§ **Task objective**: All lines holding the string "trước" are to be shown.

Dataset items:
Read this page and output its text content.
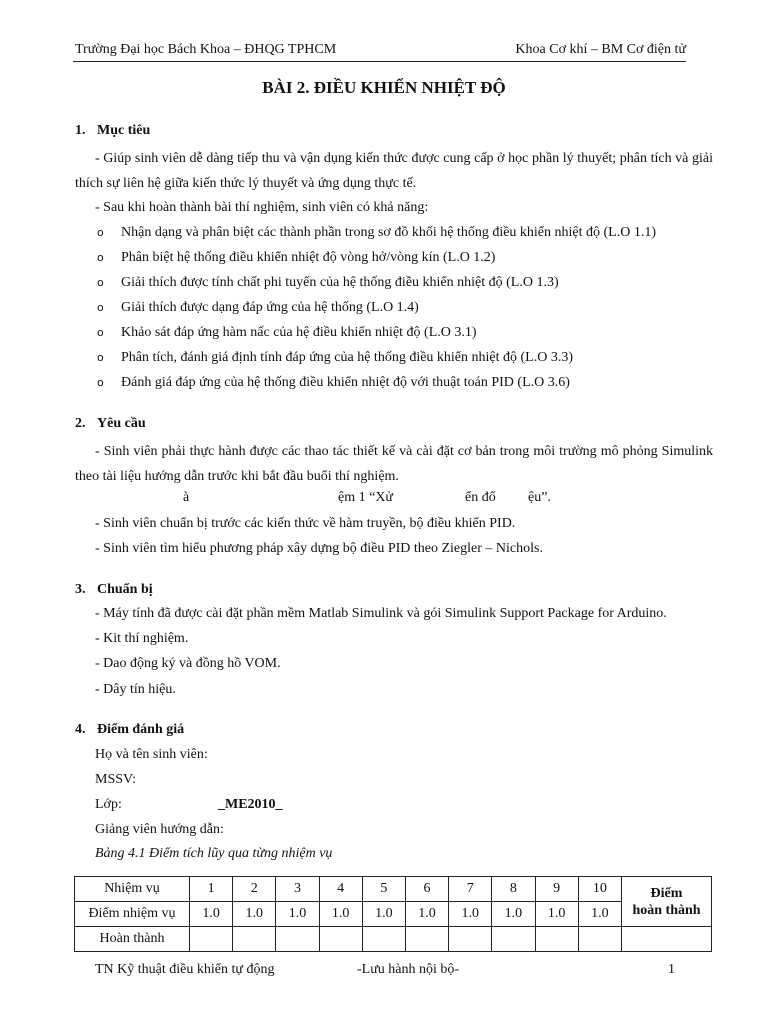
Trường Đại học Bách Khoa – ĐHQG TPHCM	Khoa Cơ khí – BM Cơ điện tử
BÀI 2. ĐIỀU KHIỂN NHIỆT ĐỘ
1. Mục tiêu
- Giúp sinh viên dễ dàng tiếp thu và vận dụng kiến thức được cung cấp ở học phần lý thuyết; phân tích và giải thích sự liên hệ giữa kiến thức lý thuyết và ứng dụng thực tế.
- Sau khi hoàn thành bài thí nghiệm, sinh viên có khả năng:
o Nhận dạng và phân biệt các thành phần trong sơ đồ khối hệ thống điều khiển nhiệt độ (L.O 1.1)
o Phân biệt hệ thống điều khiển nhiệt độ vòng hở/vòng kín (L.O 1.2)
o Giải thích được tính chất phi tuyến của hệ thống điều khiển nhiệt độ (L.O 1.3)
o Giải thích được dạng đáp ứng của hệ thống (L.O 1.4)
o Khảo sát đáp ứng hàm nấc của hệ điều khiển nhiệt độ (L.O 3.1)
o Phân tích, đánh giá định tính đáp ứng của hệ thống điều khiển nhiệt độ (L.O 3.3)
o Đánh giá đáp ứng của hệ thống điều khiển nhiệt độ với thuật toán PID (L.O 3.6)
2. Yêu cầu
- Sinh viên phải thực hành được các thao tác thiết kế và cài đặt cơ bản trong môi trường mô phỏng Simulink theo tài liệu hướng dẫn trước khi bắt đầu buổi thí nghiệm.
à	ệm 1 “Xử	ển đổ ệu”.
- Sinh viên chuẩn bị trước các kiến thức về hàm truyền, bộ điều khiển PID.
- Sinh viên tìm hiểu phương pháp xây dựng bộ điều PID theo Ziegler – Nichols.
3. Chuẩn bị
- Máy tính đã được cài đặt phần mềm Matlab Simulink và gói Simulink Support Package for Arduino.
- Kit thí nghiệm.
- Dao động ký và đồng hồ VOM.
- Dây tín hiệu.
4. Điểm đánh giá
Họ và tên sinh viên:
MSSV:
Lớp:	_ME2010_
Giảng viên hướng dẫn:
Bảng 4.1 Điểm tích lũy qua từng nhiệm vụ
Nhiệm vụ	1	2	3	4	5	6	7	8	9	10	Điểm
hoàn thành
Điểm nhiệm vụ	1.0	1.0	1.0	1.0	1.0	1.0	1.0	1.0	1.0	1.0	
Hoàn thành											
TN Kỹ thuật điều khiển tự động	-Lưu hành nội bộ-	1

§ **Result for this task**:
- Sinh viên phải thực hành được các thao tác thiết kế và cài đặt cơ bản trong môi trường mô phỏng Simulink theo tài liệu hướng dẫn trước khi bắt đầu buổi thí nghiệm.
- Sinh viên chuẩn bị trước các kiến thức về hàm truyền, bộ điều khiển PID.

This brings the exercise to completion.